→ **Stated problem**
From the entries below, copy every line that holds the word "اللجان".

→ **Data provided**
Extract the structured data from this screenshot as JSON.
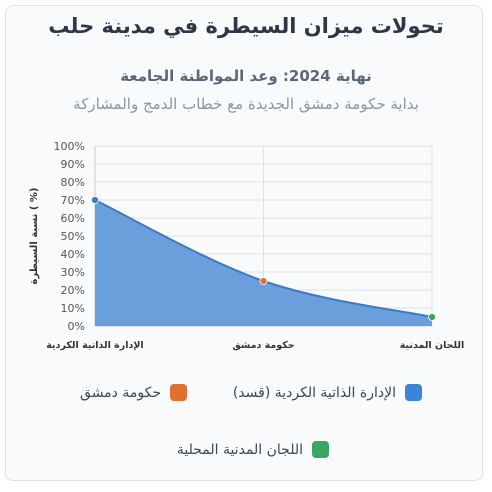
{
  "header": {
    "title": "تحولات ميزان السيطرة في مدينة حلب",
    "subtitle": "نهاية 2024: وعد المواطنة الجامعة",
    "subtitle2": "بداية حكومة دمشق الجديدة مع خطاب الدمج والمشاركة"
  },
  "chart_data": {
    "type": "area",
    "categories": [
      "الإدارة الذاتية الكردية",
      "حكومة دمشق",
      "اللجان المدنية"
    ],
    "values": [
      70,
      25,
      5
    ],
    "ylabel": "نسبة السيطرة ( %)",
    "ylim": [
      0,
      100
    ],
    "yticks": [
      "0%",
      "10%",
      "20%",
      "30%",
      "40%",
      "50%",
      "60%",
      "70%",
      "80%",
      "90%",
      "100%"
    ],
    "grid": true,
    "colors": {
      "area_fill": "#6a9fdc",
      "area_line": "#3a7bc8",
      "points": [
        "#3a7bc8",
        "#e07030",
        "#3aa55a"
      ]
    },
    "legend": [
      {
        "label": "الإدارة الذاتية الكردية (قسد)",
        "color": "#3a86d4"
      },
      {
        "label": "حكومة دمشق",
        "color": "#e07030"
      },
      {
        "label": "اللجان المدنية المحلية",
        "color": "#3aa566"
      }
    ]
  }
}
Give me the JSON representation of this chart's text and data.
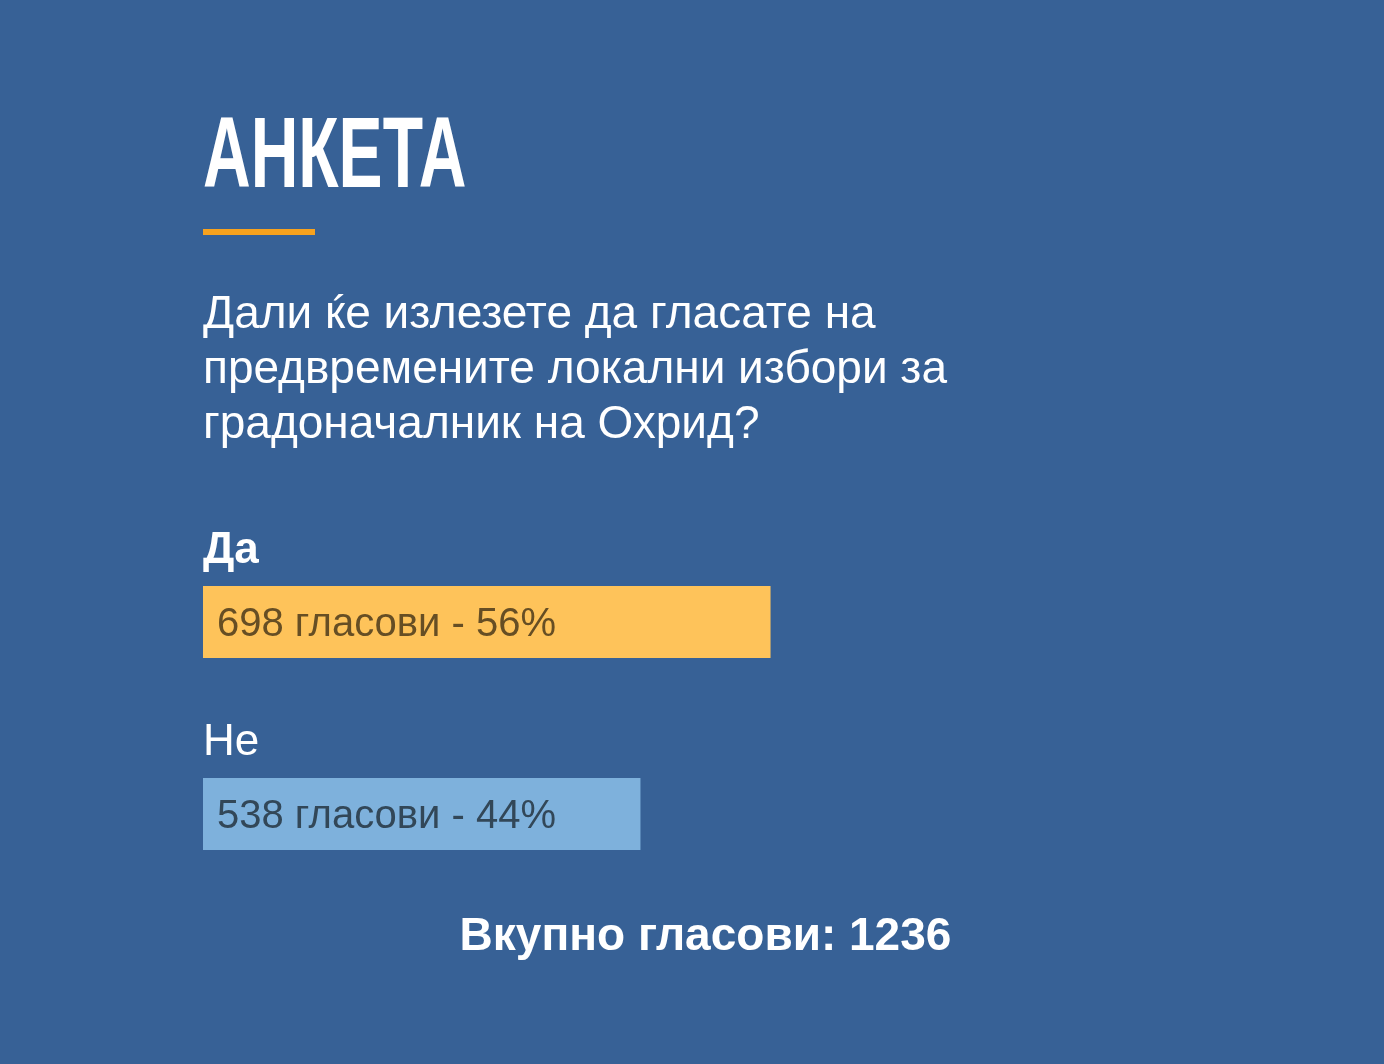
{
  "chart_data": {
    "type": "bar",
    "orientation": "horizontal",
    "title": "АНКЕТА",
    "subtitle": "Дали ќе излезете да гласате на предвремените локални избори за градоначалник на Охрид?",
    "categories": [
      "Да",
      "Не"
    ],
    "values": [
      698,
      538
    ],
    "colors": [
      "#fec35a",
      "#7eb1dc"
    ],
    "value_labels": [
      "698 гласови - 56%",
      "538 гласови - 44%"
    ],
    "tick_labels": "y",
    "annotations": [
      "Вкупно гласови: 1236"
    ]
  }
}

→ **Written solution**
      "اللجان المدنية"
        "label": "اللجان المدنية المحلية",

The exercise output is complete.